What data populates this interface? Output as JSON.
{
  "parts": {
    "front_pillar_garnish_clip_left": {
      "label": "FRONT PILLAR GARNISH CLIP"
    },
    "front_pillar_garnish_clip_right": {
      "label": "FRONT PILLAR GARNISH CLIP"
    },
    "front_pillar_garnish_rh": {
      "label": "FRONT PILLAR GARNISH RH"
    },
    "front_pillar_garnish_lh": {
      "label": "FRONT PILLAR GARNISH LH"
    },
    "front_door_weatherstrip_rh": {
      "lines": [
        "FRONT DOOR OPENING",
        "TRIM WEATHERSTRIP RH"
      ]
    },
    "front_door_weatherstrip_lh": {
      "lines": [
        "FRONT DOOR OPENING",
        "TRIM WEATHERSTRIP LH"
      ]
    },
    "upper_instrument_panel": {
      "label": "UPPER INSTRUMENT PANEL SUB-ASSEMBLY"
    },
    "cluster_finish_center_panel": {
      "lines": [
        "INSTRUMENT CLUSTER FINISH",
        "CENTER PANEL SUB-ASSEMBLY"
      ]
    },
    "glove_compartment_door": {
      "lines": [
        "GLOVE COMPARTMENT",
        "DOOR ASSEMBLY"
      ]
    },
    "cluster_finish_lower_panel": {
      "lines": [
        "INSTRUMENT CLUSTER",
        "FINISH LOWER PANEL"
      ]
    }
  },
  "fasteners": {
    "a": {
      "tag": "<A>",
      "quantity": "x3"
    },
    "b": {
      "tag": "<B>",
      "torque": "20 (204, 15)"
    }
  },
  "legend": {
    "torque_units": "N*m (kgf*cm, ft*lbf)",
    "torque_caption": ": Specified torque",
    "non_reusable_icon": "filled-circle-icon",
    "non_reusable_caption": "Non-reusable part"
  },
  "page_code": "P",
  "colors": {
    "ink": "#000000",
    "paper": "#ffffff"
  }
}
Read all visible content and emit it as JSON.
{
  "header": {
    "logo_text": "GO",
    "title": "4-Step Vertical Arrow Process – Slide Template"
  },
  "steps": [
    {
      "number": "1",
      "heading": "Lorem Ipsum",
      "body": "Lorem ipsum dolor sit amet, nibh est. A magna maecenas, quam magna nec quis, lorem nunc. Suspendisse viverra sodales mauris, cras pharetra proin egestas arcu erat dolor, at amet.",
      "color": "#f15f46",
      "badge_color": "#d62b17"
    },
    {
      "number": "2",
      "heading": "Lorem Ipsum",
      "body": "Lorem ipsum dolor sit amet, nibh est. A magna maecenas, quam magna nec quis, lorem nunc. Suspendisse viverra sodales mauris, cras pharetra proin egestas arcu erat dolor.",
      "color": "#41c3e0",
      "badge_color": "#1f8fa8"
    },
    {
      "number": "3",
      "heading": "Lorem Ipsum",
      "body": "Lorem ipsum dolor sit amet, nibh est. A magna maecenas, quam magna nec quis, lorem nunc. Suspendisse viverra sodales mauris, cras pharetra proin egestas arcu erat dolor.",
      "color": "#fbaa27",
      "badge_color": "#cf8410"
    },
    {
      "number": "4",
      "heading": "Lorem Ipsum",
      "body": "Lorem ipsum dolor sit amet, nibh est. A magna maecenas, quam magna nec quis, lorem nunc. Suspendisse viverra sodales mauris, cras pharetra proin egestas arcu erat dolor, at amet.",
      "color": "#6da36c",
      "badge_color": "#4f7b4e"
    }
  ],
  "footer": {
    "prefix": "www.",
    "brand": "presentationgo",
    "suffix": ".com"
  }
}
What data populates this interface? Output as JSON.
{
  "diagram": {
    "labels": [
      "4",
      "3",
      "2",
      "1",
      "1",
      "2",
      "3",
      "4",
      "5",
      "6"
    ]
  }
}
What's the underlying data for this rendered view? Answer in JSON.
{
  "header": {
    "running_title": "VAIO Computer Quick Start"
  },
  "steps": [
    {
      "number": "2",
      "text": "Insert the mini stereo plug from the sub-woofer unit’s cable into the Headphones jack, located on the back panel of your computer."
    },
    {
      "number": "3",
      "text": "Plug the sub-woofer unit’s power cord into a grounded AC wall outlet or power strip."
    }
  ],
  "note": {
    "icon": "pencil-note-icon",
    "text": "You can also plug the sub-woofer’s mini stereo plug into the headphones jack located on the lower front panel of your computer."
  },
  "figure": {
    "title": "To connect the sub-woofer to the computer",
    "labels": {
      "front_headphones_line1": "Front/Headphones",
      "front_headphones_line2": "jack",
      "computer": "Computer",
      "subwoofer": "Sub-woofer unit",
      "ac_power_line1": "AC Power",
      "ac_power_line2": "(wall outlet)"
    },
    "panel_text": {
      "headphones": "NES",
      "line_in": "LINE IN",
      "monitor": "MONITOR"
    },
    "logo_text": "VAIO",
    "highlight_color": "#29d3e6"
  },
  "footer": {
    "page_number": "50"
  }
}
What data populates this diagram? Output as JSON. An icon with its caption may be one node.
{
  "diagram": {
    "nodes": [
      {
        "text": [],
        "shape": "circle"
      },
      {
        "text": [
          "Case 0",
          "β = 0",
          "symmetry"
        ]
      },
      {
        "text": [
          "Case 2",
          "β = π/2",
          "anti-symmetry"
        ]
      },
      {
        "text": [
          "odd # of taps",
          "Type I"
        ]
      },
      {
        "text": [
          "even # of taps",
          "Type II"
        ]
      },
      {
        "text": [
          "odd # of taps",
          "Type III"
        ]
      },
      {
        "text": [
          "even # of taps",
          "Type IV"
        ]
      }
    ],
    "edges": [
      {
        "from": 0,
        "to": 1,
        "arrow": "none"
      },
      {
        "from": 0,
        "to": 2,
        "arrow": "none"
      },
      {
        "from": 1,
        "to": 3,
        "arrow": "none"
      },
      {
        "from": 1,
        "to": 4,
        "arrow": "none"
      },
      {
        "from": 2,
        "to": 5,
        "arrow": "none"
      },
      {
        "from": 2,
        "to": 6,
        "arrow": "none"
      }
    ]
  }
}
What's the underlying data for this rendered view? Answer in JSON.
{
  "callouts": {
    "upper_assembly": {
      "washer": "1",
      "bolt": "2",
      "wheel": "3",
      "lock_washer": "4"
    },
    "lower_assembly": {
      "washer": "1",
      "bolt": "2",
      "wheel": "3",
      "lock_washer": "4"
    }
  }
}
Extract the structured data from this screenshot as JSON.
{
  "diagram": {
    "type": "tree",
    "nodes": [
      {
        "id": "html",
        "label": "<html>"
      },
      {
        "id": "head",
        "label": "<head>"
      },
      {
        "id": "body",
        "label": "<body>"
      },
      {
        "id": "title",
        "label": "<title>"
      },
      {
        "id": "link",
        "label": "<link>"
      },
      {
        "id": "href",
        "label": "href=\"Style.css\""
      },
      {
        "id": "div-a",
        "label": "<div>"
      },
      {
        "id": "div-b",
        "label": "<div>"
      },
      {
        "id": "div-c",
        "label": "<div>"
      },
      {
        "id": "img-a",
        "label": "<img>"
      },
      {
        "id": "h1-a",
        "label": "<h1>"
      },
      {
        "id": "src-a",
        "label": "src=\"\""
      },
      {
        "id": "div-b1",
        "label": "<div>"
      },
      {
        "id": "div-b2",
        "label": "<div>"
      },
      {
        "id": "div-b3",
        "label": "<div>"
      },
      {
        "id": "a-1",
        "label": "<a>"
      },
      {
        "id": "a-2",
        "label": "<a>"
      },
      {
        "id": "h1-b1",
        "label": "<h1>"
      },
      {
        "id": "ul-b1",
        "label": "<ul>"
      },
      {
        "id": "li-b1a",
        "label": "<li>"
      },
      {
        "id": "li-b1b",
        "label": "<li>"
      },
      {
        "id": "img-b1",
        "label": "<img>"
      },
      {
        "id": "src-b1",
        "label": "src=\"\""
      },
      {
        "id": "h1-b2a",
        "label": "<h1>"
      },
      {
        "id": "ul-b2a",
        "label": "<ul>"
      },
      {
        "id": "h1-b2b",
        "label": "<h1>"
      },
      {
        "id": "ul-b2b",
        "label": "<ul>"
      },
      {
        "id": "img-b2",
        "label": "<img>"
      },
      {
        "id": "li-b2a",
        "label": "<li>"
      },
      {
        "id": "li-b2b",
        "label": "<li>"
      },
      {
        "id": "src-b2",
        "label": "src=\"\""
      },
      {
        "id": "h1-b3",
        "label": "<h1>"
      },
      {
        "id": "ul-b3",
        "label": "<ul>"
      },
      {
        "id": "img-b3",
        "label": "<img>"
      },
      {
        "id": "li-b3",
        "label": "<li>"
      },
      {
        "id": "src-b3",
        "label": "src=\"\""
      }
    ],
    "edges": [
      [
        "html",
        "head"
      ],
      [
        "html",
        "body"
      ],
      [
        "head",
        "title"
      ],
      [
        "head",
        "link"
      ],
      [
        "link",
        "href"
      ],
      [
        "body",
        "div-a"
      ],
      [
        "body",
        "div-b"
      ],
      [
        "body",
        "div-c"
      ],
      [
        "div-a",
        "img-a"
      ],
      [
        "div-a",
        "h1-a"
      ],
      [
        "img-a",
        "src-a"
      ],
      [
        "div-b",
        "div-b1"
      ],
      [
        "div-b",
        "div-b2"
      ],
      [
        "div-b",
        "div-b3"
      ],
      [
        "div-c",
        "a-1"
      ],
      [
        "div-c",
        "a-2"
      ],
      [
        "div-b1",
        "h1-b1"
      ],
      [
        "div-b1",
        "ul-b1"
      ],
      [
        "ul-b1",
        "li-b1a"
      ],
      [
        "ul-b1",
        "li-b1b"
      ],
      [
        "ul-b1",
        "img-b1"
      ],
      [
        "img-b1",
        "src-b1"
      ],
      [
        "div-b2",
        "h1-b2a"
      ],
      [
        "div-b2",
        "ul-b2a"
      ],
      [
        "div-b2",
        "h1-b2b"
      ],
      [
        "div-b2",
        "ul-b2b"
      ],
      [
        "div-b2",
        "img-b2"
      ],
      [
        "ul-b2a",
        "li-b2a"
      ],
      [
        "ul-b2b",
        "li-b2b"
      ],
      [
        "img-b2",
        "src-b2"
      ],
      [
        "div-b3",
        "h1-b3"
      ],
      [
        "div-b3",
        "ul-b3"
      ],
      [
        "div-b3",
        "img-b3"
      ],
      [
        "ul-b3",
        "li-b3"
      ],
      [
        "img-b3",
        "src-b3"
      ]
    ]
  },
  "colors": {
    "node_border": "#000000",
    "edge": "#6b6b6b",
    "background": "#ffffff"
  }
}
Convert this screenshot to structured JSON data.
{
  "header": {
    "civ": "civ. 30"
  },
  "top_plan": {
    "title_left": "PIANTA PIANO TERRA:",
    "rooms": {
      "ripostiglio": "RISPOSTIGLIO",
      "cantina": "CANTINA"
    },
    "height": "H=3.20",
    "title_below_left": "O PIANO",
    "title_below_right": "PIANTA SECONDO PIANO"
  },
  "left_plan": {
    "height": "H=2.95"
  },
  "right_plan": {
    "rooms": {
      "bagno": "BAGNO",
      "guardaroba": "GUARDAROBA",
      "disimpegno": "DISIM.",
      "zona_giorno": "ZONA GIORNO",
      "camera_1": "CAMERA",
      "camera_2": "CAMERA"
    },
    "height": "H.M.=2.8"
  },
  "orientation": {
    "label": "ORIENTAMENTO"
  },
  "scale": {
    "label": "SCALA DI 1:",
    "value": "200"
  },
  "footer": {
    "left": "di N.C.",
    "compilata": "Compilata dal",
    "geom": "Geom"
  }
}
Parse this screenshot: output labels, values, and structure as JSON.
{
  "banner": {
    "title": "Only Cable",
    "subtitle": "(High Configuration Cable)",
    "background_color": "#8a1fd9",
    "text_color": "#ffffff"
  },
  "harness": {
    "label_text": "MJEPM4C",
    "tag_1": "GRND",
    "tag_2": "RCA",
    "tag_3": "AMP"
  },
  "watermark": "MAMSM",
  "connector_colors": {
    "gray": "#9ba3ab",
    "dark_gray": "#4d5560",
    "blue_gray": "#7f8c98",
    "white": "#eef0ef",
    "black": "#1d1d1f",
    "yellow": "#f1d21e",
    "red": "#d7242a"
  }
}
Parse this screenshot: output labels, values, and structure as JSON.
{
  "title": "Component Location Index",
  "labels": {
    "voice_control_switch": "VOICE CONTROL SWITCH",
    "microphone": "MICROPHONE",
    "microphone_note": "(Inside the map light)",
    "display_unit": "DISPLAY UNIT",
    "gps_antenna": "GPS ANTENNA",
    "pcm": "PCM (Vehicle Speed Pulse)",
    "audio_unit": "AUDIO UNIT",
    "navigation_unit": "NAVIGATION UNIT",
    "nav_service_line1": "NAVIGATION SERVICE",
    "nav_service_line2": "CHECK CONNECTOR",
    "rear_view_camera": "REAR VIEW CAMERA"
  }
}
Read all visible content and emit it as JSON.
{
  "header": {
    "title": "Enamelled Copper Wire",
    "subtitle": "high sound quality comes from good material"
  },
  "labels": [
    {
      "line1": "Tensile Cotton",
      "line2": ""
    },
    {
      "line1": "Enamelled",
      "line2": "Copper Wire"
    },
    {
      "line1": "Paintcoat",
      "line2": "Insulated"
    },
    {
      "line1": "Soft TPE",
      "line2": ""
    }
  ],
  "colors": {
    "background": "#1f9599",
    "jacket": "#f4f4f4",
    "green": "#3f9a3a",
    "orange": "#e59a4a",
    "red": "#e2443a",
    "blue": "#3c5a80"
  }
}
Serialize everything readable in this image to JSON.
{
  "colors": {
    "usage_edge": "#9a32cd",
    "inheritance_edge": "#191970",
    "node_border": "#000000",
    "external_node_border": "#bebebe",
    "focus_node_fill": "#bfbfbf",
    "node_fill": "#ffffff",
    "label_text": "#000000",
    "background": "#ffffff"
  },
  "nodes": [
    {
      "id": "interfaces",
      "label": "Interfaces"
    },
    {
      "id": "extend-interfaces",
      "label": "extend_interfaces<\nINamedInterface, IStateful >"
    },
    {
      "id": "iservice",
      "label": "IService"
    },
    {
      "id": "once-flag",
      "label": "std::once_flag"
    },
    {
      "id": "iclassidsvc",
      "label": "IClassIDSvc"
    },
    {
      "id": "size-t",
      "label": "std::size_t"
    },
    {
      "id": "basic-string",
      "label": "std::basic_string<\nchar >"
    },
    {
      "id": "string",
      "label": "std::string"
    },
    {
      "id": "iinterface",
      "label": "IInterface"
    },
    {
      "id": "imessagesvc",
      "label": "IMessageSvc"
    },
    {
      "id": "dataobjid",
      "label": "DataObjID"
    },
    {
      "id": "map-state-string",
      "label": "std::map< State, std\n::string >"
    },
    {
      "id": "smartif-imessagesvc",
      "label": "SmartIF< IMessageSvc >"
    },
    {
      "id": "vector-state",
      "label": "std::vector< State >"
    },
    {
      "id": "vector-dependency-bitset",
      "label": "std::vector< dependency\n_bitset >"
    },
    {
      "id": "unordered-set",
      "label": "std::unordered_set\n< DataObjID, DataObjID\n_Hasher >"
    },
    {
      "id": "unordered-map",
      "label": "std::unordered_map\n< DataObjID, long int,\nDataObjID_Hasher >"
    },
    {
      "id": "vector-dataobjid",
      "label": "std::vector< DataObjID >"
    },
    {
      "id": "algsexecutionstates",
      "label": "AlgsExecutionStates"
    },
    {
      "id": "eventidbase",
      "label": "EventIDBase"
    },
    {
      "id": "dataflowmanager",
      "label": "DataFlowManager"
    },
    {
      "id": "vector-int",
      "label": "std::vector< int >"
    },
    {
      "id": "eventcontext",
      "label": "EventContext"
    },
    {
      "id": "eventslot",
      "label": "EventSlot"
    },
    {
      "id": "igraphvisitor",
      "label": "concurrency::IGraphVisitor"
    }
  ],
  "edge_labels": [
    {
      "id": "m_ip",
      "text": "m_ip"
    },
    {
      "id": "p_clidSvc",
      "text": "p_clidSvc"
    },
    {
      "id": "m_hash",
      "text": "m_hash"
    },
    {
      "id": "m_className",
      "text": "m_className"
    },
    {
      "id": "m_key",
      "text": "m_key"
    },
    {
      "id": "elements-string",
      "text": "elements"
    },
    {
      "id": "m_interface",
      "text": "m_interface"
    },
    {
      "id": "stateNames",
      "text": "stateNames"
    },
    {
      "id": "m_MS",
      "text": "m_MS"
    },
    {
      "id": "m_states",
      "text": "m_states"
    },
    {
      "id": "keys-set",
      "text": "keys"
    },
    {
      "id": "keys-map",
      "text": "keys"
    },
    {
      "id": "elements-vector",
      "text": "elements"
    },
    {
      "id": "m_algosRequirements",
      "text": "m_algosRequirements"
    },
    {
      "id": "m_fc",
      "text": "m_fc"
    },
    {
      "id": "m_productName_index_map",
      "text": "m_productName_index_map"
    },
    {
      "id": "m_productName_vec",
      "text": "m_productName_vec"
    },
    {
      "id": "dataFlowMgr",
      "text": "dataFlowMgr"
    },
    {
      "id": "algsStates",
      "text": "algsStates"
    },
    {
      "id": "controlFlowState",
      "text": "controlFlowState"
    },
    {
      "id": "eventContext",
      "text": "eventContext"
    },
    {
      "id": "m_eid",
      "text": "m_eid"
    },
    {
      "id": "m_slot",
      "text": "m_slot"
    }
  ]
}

________

Give every line of the material that includes the string "CAMERA".

### Answer to this problem:
      "camera_1": "CAMERA",
      "camera_2": "CAMERA"
    "rear_view_camera": "REAR VIEW CAMERA"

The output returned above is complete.